▸ **DIRECTIONS FOR THIS TASK**:
Copy the lines that follow, keeping every character the same.

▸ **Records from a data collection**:
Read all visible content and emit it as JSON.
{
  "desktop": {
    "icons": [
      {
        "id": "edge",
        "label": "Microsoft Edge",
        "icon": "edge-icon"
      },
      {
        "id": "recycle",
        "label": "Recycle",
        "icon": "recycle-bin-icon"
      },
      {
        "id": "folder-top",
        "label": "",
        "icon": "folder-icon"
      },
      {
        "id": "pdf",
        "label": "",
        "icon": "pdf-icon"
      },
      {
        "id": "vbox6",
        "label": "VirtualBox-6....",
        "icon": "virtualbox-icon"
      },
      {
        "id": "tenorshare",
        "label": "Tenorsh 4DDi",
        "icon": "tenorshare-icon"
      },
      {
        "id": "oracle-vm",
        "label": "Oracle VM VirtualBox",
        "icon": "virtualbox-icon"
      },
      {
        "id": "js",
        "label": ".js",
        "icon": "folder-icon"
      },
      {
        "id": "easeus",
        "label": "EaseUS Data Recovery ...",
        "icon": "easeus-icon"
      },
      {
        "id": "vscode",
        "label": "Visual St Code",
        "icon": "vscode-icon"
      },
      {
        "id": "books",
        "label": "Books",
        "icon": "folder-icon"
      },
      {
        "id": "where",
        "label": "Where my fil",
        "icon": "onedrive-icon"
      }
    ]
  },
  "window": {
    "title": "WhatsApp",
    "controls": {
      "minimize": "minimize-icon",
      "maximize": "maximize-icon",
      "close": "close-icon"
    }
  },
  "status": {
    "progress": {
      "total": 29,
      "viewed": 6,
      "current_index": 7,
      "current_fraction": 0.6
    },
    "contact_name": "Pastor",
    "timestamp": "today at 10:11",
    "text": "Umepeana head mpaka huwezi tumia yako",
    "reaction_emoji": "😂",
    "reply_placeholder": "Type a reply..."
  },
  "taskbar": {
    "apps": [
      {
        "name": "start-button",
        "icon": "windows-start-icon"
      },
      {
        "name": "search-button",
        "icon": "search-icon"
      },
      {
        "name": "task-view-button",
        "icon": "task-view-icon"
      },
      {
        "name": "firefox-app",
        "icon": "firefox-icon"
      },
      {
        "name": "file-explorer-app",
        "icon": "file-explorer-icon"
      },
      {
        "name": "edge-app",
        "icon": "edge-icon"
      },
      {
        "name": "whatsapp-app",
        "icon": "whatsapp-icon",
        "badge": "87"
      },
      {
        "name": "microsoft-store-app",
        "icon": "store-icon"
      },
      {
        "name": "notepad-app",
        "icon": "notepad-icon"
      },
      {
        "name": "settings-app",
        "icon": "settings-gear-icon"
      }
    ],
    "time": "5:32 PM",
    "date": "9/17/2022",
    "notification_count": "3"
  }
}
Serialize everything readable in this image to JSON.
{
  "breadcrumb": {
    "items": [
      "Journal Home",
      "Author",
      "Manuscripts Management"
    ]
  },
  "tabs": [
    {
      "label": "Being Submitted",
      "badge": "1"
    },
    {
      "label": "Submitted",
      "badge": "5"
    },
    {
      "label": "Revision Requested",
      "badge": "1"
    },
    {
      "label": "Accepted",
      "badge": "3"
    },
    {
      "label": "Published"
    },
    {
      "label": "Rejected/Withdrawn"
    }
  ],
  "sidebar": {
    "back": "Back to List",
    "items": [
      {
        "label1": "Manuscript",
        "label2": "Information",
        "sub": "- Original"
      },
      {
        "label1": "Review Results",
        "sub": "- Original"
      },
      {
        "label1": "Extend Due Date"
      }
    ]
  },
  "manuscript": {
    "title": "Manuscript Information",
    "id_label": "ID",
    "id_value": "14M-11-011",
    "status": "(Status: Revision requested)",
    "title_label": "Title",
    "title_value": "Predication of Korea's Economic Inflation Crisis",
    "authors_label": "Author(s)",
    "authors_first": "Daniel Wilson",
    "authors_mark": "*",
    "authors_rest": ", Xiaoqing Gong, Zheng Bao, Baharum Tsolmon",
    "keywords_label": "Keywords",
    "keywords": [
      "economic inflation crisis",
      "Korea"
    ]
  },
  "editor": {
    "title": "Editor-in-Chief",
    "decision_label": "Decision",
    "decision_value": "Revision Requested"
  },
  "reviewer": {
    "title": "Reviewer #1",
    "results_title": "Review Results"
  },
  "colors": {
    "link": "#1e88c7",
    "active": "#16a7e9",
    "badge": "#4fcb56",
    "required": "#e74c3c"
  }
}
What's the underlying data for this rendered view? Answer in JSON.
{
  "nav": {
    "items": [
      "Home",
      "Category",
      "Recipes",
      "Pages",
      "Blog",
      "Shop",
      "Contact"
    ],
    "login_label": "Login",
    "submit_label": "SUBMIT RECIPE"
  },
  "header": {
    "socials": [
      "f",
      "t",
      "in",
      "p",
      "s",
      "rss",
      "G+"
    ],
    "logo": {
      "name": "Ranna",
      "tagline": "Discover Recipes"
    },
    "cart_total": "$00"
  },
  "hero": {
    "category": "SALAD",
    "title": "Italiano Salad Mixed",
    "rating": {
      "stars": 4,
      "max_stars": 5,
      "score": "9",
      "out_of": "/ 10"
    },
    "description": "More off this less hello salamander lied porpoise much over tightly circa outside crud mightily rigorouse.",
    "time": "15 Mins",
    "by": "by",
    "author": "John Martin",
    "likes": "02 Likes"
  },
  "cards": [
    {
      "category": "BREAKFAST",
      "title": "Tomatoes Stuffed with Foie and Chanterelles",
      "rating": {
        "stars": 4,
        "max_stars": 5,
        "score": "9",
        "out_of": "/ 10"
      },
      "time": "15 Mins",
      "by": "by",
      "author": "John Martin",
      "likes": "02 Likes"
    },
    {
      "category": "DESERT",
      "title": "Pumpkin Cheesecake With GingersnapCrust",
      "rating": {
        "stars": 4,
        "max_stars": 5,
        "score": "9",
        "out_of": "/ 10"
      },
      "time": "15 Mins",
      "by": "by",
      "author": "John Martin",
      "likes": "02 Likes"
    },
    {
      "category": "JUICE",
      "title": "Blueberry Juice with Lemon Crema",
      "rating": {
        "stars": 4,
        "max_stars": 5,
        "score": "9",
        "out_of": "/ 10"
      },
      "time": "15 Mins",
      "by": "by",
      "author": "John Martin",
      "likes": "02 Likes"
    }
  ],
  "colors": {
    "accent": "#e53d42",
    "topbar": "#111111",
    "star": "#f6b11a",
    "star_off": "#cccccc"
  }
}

▸ **OUTPUT OF THE EXERCISE**:
Read all visible content and emit it as JSON.
{
  "desktop": {
    "icons": [
      {
        "id": "edge",
        "label": "Microsoft Edge",
        "icon": "edge-icon"
      },
      {
        "id": "recycle",
        "label": "Recycle",
        "icon": "recycle-bin-icon"
      },
      {
        "id": "folder-top",
        "label": "",
        "icon": "folder-icon"
      },
      {
        "id": "pdf",
        "label": "",
        "icon": "pdf-icon"
      },
      {
        "id": "vbox6",
        "label": "VirtualBox-6....",
        "icon": "virtualbox-icon"
      },
      {
        "id": "tenorshare",
        "label": "Tenorsh 4DDi",
        "icon": "tenorshare-icon"
      },
      {
        "id": "oracle-vm",
        "label": "Oracle VM VirtualBox",
        "icon": "virtualbox-icon"
      },
      {
        "id": "js",
        "label": ".js",
        "icon": "folder-icon"
      },
      {
        "id": "easeus",
        "label": "EaseUS Data Recovery ...",
        "icon": "easeus-icon"
      },
      {
        "id": "vscode",
        "label": "Visual St Code",
        "icon": "vscode-icon"
      },
      {
        "id": "books",
        "label": "Books",
        "icon": "folder-icon"
      },
      {
        "id": "where",
        "label": "Where my fil",
        "icon": "onedrive-icon"
      }
    ]
  },
  "window": {
    "title": "WhatsApp",
    "controls": {
      "minimize": "minimize-icon",
      "maximize": "maximize-icon",
      "close": "close-icon"
    }
  },
  "status": {
    "progress": {
      "total": 29,
      "viewed": 6,
      "current_index": 7,
      "current_fraction": 0.6
    },
    "contact_name": "Pastor",
    "timestamp": "today at 10:11",
    "text": "Umepeana head mpaka huwezi tumia yako",
    "reaction_emoji": "😂",
    "reply_placeholder": "Type a reply..."
  },
  "taskbar": {
    "apps": [
      {
        "name": "start-button",
        "icon": "windows-start-icon"
      },
      {
        "name": "search-button",
        "icon": "search-icon"
      },
      {
        "name": "task-view-button",
        "icon": "task-view-icon"
      },
      {
        "name": "firefox-app",
        "icon": "firefox-icon"
      },
      {
        "name": "file-explorer-app",
        "icon": "file-explorer-icon"
      },
      {
        "name": "edge-app",
        "icon": "edge-icon"
      },
      {
        "name": "whatsapp-app",
        "icon": "whatsapp-icon",
        "badge": "87"
      },
      {
        "name": "microsoft-store-app",
        "icon": "store-icon"
      },
      {
        "name": "notepad-app",
        "icon": "notepad-icon"
      },
      {
        "name": "settings-app",
        "icon": "settings-gear-icon"
      }
    ],
    "time": "5:32 PM",
    "date": "9/17/2022",
    "notification_count": "3"
  }
}
Serialize everything readable in this image to JSON.
{
  "breadcrumb": {
    "items": [
      "Journal Home",
      "Author",
      "Manuscripts Management"
    ]
  },
  "tabs": [
    {
      "label": "Being Submitted",
      "badge": "1"
    },
    {
      "label": "Submitted",
      "badge": "5"
    },
    {
      "label": "Revision Requested",
      "badge": "1"
    },
    {
      "label": "Accepted",
      "badge": "3"
    },
    {
      "label": "Published"
    },
    {
      "label": "Rejected/Withdrawn"
    }
  ],
  "sidebar": {
    "back": "Back to List",
    "items": [
      {
        "label1": "Manuscript",
        "label2": "Information",
        "sub": "- Original"
      },
      {
        "label1": "Review Results",
        "sub": "- Original"
      },
      {
        "label1": "Extend Due Date"
      }
    ]
  },
  "manuscript": {
    "title": "Manuscript Information",
    "id_label": "ID",
    "id_value": "14M-11-011",
    "status": "(Status: Revision requested)",
    "title_label": "Title",
    "title_value": "Predication of Korea's Economic Inflation Crisis",
    "authors_label": "Author(s)",
    "authors_first": "Daniel Wilson",
    "authors_mark": "*",
    "authors_rest": ", Xiaoqing Gong, Zheng Bao, Baharum Tsolmon",
    "keywords_label": "Keywords",
    "keywords": [
      "economic inflation crisis",
      "Korea"
    ]
  },
  "editor": {
    "title": "Editor-in-Chief",
    "decision_label": "Decision",
    "decision_value": "Revision Requested"
  },
  "reviewer": {
    "title": "Reviewer #1",
    "results_title": "Review Results"
  },
  "colors": {
    "link": "#1e88c7",
    "active": "#16a7e9",
    "badge": "#4fcb56",
    "required": "#e74c3c"
  }
}
What's the underlying data for this rendered view? Answer in JSON.
{
  "nav": {
    "items": [
      "Home",
      "Category",
      "Recipes",
      "Pages",
      "Blog",
      "Shop",
      "Contact"
    ],
    "login_label": "Login",
    "submit_label": "SUBMIT RECIPE"
  },
  "header": {
    "socials": [
      "f",
      "t",
      "in",
      "p",
      "s",
      "rss",
      "G+"
    ],
    "logo": {
      "name": "Ranna",
      "tagline": "Discover Recipes"
    },
    "cart_total": "$00"
  },
  "hero": {
    "category": "SALAD",
    "title": "Italiano Salad Mixed",
    "rating": {
      "stars": 4,
      "max_stars": 5,
      "score": "9",
      "out_of": "/ 10"
    },
    "description": "More off this less hello salamander lied porpoise much over tightly circa outside crud mightily rigorouse.",
    "time": "15 Mins",
    "by": "by",
    "author": "John Martin",
    "likes": "02 Likes"
  },
  "cards": [
    {
      "category": "BREAKFAST",
      "title": "Tomatoes Stuffed with Foie and Chanterelles",
      "rating": {
        "stars": 4,
        "max_stars": 5,
        "score": "9",
        "out_of": "/ 10"
      },
      "time": "15 Mins",
      "by": "by",
      "author": "John Martin",
      "likes": "02 Likes"
    },
    {
      "category": "DESERT",
      "title": "Pumpkin Cheesecake With GingersnapCrust",
      "rating": {
        "stars": 4,
        "max_stars": 5,
        "score": "9",
        "out_of": "/ 10"
      },
      "time": "15 Mins",
      "by": "by",
      "author": "John Martin",
      "likes": "02 Likes"
    },
    {
      "category": "JUICE",
      "title": "Blueberry Juice with Lemon Crema",
      "rating": {
        "stars": 4,
        "max_stars": 5,
        "score": "9",
        "out_of": "/ 10"
      },
      "time": "15 Mins",
      "by": "by",
      "author": "John Martin",
      "likes": "02 Likes"
    }
  ],
  "colors": {
    "accent": "#e53d42",
    "topbar": "#111111",
    "star": "#f6b11a",
    "star_off": "#cccccc"
  }
}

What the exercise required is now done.